> Instructions for the task: Print each of the entries exactly, leaving nothing out.

> Record set:
--- begin ---
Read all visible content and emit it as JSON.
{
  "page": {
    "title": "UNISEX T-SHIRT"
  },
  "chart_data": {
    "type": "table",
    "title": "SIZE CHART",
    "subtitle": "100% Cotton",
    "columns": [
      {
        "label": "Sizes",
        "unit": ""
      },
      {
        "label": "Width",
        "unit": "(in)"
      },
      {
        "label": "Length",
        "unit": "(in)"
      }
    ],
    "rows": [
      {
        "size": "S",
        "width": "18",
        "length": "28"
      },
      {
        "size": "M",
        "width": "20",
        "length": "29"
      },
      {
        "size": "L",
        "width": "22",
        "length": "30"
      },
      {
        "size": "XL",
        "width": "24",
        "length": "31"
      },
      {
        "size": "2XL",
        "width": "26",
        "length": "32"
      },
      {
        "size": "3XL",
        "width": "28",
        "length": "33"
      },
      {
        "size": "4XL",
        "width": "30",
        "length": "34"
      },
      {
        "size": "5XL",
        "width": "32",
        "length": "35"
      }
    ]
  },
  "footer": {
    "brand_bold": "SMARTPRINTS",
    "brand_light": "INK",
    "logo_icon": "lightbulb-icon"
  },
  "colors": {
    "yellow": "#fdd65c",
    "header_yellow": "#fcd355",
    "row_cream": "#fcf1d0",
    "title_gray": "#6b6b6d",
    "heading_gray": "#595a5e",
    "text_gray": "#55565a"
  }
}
--- end ---
> Written solution:
Read all visible content and emit it as JSON.
{
  "page": {
    "title": "UNISEX T-SHIRT"
  },
  "chart_data": {
    "type": "table",
    "title": "SIZE CHART",
    "subtitle": "100% Cotton",
    "columns": [
      {
        "label": "Sizes",
        "unit": ""
      },
      {
        "label": "Width",
        "unit": "(in)"
      },
      {
        "label": "Length",
        "unit": "(in)"
      }
    ],
    "rows": [
      {
        "size": "S",
        "width": "18",
        "length": "28"
      },
      {
        "size": "M",
        "width": "20",
        "length": "29"
      },
      {
        "size": "L",
        "width": "22",
        "length": "30"
      },
      {
        "size": "XL",
        "width": "24",
        "length": "31"
      },
      {
        "size": "2XL",
        "width": "26",
        "length": "32"
      },
      {
        "size": "3XL",
        "width": "28",
        "length": "33"
      },
      {
        "size": "4XL",
        "width": "30",
        "length": "34"
      },
      {
        "size": "5XL",
        "width": "32",
        "length": "35"
      }
    ]
  },
  "footer": {
    "brand_bold": "SMARTPRINTS",
    "brand_light": "INK",
    "logo_icon": "lightbulb-icon"
  },
  "colors": {
    "yellow": "#fdd65c",
    "header_yellow": "#fcd355",
    "row_cream": "#fcf1d0",
    "title_gray": "#6b6b6d",
    "heading_gray": "#595a5e",
    "text_gray": "#55565a"
  }
}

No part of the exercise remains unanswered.